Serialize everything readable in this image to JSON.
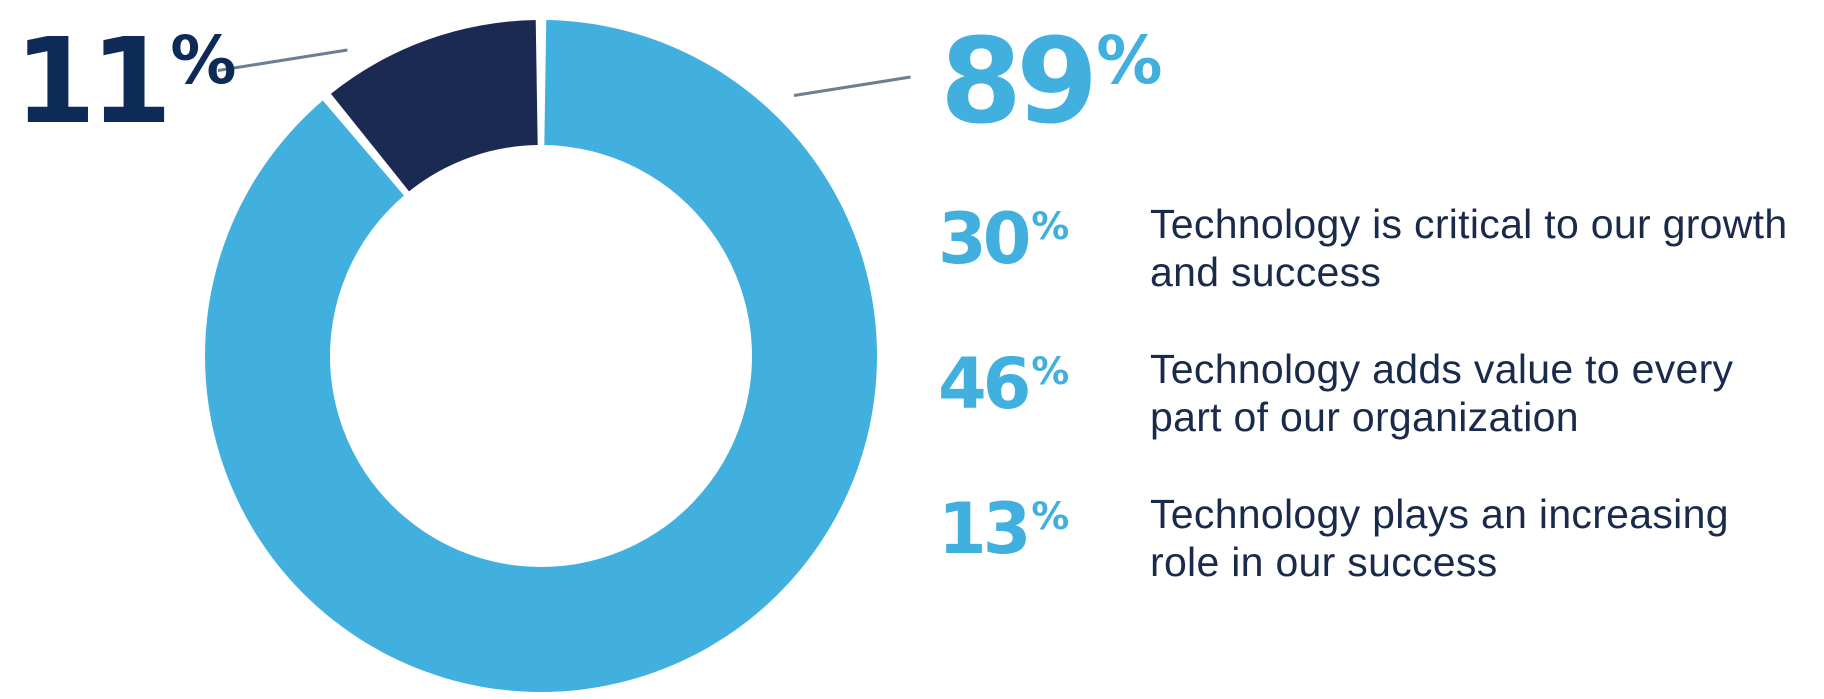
{
  "colors": {
    "primary": "#41b0df",
    "secondary": "#1b2a52",
    "minor_label": "#0e2a56",
    "text": "#1a2a4a"
  },
  "chart_data": {
    "type": "pie",
    "style": "donut",
    "slices": [
      {
        "label": "11%",
        "value": 11,
        "color": "#1b2a52"
      },
      {
        "label": "89%",
        "value": 89,
        "color": "#41b0df"
      }
    ],
    "callouts": {
      "minor": {
        "number": "11",
        "unit": "%"
      },
      "major": {
        "number": "89",
        "unit": "%"
      }
    },
    "breakdown": [
      {
        "number": "30",
        "unit": "%",
        "text": "Technology is critical to our growth and success"
      },
      {
        "number": "46",
        "unit": "%",
        "text": "Technology adds value to every part of our organization"
      },
      {
        "number": "13",
        "unit": "%",
        "text": "Technology plays an increasing role in our success"
      }
    ]
  }
}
***
WHAT IS EXPECTED » Pull out every line in the data above that has the word "number".

SOLUTION FOR THIS PROBLEM »
        "number": "11",
        "number": "89",
        "number": "30",
        "number": "46",
        "number": "13",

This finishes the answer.